KUTIPAN -
------
Alternatif Politik Politikus Muslim
Setiap politikus muslim tentu mendambakan kehidupan sejahtera dalam
sebuah negara Islami. Mengembalikan kekuatan politik umat islam dalam sebuah
negara yang Islami menjadi cita-cita mulia para politikus muslim. Dalam buku
berjudul Inilah Politikku karya Muhammad Elvandi, dijelaskan bahwa politikus
muslim dihadapkan pada tiga alternatif gaya perjuangan politik islam untuk
mencapai cita-cita membentuk negara Islami. Diantaranya yaitu konfrontasi
politik (Al Mughalabah As-Siyasiyyyah), Revolusi politik (Ats-Tsaurah As-
Siyasiyyah), dan Partisipasi politik (Al-Musyarakah As-Siyasiyyah).
------
Butir dari sebuah dataset -
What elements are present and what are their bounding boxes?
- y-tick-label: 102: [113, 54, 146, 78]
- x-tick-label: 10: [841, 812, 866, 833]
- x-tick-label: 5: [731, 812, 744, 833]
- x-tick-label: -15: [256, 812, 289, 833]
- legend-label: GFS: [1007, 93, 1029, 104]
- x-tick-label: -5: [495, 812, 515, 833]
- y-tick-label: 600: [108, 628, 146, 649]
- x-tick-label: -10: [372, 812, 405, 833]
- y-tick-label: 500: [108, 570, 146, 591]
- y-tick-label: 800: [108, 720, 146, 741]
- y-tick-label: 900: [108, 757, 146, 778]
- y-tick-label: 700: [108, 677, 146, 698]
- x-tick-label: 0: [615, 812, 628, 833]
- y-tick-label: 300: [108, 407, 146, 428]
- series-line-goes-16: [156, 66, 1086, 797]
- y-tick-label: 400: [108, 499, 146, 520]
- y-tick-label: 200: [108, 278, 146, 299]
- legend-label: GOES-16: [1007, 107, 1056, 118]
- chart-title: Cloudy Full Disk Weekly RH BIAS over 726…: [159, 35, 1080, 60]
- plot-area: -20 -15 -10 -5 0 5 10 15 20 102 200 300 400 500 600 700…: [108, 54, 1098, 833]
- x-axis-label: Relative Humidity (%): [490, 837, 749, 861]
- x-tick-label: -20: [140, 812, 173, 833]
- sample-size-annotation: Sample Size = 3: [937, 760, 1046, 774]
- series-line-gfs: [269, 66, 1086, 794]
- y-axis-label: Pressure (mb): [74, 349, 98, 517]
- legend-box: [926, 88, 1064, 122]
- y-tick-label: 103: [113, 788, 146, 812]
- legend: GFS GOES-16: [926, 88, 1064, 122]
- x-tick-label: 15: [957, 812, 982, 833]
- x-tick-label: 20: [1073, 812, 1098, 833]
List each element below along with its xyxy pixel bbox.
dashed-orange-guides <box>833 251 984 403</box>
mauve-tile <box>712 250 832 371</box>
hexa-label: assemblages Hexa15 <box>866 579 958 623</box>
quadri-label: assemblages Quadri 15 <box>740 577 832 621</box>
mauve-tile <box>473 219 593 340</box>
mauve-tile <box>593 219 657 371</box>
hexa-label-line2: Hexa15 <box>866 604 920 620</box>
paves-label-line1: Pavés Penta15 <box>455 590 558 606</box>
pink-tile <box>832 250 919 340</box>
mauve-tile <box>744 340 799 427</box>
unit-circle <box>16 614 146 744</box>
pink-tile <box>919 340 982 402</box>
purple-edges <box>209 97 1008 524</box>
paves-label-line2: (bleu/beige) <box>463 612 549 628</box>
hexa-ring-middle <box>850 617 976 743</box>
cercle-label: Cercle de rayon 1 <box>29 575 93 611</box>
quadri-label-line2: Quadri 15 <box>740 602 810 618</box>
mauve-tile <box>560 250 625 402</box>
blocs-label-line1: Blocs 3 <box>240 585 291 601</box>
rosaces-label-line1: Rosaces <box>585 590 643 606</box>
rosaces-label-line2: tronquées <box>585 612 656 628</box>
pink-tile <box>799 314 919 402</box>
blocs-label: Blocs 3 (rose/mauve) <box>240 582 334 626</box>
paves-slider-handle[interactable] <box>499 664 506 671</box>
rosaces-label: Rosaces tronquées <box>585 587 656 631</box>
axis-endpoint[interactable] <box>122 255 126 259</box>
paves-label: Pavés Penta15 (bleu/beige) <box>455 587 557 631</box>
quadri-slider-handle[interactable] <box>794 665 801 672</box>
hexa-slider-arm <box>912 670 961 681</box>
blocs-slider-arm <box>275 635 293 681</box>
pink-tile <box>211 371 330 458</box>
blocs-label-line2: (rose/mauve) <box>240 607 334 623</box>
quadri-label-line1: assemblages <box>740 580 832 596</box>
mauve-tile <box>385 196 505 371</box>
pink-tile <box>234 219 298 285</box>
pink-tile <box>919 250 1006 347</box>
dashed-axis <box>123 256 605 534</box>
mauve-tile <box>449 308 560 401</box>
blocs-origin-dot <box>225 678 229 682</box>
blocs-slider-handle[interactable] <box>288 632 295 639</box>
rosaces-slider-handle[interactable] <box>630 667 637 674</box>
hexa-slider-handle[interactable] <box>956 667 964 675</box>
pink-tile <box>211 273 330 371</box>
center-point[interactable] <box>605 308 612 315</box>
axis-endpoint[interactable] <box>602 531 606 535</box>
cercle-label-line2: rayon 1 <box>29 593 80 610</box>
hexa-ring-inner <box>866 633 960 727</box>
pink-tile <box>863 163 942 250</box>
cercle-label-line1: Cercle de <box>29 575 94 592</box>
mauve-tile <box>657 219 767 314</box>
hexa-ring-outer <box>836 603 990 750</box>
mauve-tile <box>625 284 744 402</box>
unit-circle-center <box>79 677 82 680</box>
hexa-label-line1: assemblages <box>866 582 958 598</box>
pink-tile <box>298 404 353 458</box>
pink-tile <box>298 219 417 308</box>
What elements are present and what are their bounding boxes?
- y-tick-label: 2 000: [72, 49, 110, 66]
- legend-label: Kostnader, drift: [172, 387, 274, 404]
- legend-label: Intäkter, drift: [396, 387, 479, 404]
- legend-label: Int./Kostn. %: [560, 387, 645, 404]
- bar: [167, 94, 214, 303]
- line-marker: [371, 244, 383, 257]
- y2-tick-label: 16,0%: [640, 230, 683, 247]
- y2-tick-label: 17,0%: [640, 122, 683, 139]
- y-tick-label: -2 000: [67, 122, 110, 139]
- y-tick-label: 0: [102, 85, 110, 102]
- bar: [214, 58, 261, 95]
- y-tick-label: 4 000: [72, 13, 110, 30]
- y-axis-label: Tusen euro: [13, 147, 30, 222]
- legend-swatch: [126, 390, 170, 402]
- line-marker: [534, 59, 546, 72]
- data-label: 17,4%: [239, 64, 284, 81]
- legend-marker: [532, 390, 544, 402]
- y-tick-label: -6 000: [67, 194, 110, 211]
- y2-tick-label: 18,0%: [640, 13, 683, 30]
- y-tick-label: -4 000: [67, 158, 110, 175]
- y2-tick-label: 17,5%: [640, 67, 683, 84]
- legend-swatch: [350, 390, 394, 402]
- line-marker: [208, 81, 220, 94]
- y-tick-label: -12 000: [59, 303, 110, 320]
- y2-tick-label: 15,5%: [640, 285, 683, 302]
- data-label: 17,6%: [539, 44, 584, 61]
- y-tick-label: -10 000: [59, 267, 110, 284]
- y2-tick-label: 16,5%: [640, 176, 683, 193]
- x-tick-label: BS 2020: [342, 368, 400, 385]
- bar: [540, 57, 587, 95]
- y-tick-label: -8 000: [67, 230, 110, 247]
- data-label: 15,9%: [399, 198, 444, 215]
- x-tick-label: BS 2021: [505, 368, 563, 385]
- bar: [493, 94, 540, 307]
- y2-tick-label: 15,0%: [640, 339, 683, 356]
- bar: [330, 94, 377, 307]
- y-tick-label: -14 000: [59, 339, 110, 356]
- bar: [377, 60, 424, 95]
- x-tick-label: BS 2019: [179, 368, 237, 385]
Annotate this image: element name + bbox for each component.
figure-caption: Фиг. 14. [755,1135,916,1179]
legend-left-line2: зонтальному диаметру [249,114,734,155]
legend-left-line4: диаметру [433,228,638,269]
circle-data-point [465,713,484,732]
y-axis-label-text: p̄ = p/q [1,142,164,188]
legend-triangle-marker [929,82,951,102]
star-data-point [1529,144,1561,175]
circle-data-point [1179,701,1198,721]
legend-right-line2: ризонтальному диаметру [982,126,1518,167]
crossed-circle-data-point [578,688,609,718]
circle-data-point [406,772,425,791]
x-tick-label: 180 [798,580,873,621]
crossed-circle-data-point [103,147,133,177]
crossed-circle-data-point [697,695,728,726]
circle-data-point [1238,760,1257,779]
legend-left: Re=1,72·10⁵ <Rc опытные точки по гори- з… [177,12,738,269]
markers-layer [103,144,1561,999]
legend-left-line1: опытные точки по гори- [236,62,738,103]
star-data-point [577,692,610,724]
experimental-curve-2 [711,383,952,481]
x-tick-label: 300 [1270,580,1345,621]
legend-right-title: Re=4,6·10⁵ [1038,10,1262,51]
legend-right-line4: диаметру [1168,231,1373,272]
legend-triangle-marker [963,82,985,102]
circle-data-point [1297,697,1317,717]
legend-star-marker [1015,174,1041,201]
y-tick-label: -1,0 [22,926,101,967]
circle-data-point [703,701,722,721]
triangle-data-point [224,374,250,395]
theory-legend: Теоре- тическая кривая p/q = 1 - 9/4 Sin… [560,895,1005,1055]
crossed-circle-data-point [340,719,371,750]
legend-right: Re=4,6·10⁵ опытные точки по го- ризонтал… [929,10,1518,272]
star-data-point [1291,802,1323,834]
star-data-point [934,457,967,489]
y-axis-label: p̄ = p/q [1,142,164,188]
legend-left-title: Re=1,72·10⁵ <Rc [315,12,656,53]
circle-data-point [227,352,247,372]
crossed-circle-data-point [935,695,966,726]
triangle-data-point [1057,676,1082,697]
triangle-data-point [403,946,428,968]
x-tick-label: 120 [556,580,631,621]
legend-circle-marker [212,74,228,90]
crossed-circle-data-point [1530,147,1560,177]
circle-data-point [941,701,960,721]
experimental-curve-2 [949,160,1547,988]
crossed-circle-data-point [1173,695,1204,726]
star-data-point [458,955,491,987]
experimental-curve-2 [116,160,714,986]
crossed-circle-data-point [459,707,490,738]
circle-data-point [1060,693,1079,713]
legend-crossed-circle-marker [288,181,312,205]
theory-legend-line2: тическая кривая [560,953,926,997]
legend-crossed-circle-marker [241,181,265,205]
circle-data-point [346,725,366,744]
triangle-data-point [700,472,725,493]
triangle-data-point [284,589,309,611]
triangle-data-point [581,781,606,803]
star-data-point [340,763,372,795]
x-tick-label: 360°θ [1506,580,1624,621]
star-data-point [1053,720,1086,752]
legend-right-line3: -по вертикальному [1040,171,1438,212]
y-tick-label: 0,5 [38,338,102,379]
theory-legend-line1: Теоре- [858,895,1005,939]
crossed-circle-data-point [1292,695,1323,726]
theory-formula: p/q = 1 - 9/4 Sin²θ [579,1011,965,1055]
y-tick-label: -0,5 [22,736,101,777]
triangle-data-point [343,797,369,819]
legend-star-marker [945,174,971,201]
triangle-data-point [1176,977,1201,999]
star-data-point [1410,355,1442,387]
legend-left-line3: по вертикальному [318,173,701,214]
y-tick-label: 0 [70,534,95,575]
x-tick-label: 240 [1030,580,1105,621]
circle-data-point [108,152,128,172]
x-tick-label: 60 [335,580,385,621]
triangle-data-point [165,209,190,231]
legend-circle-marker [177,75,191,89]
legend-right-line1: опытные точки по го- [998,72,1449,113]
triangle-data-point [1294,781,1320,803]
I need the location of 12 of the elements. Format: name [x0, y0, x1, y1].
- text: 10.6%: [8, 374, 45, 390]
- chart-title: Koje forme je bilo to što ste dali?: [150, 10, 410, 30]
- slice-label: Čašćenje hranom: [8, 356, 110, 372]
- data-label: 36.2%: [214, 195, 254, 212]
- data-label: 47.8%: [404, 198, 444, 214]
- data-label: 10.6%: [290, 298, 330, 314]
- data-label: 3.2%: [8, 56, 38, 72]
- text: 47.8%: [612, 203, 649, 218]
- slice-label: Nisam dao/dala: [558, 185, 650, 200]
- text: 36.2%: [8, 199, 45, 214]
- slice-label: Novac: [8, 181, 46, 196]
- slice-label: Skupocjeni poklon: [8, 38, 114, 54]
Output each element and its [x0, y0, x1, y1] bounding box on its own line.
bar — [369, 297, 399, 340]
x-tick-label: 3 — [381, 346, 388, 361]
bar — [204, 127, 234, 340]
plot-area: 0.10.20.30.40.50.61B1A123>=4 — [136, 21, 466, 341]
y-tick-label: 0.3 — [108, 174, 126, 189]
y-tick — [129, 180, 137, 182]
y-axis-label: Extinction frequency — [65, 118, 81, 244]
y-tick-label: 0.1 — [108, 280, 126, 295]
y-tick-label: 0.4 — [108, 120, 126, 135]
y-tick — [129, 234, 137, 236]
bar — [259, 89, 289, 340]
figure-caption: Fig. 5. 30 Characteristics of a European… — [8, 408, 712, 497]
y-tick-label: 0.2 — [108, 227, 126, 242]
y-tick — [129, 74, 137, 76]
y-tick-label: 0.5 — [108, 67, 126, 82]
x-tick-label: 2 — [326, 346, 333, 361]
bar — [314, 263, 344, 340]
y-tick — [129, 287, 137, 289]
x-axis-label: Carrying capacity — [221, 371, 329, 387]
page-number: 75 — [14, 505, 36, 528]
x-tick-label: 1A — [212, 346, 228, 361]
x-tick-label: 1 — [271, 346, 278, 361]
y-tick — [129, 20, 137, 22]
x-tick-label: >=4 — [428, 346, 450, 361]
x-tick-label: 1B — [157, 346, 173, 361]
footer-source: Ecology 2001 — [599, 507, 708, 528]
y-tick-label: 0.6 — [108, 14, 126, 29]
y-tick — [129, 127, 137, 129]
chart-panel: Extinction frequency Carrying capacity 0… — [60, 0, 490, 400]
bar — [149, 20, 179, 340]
------
BUTIR TUGAS 1 - Kutip tanpa perubahan bagian dari kutipan tentang alternatif politik politikus muslim, mulai dengan "Alternatif Politik Politikus" dan berlanjut hingga "politik (Al-Musyarakah As-Siyasiyyah).".
BUTIR TUGAS 2 - Menurut kutipan tentang alternatif politik politikus muslim, apa saja tiga alternatif gaya perjuangan politik Islam yang dihadapi politikus muslim?
Materi ini diambil dari sumber lain.

JAWABAN AKHIR 1 -
Alternatif Politik Politikus Muslim
Setiap politikus muslim tentu mendambakan kehidupan sejahtera dalam
sebuah negara Islami. Mengembalikan kekuatan politik umat islam dalam sebuah
negara yang Islami menjadi cita-cita mulia para politikus muslim. Dalam buku
berjudul Inilah Politikku karya Muhammad Elvandi, dijelaskan bahwa politikus
muslim dihadapkan pada tiga alternatif gaya perjuangan politik islam untuk
mencapai cita-cita membentuk negara Islami. Diantaranya yaitu konfrontasi
politik (Al Mughalabah As-Siyasiyyyah), Revolusi politik (Ats-Tsaurah As-
Siyasiyyah), dan Partisipasi politik (Al-Musyarakah As-Siyasiyyah).

JAWABAN AKHIR 2 - Konfrontasi politik (Al Mughalabah As-Siyasiyyyah), revolusi politik (Ats-Tsaurah As-Siyasiyyah), dan partisipasi politik (Al-Musyarakah As-Siyasiyyah).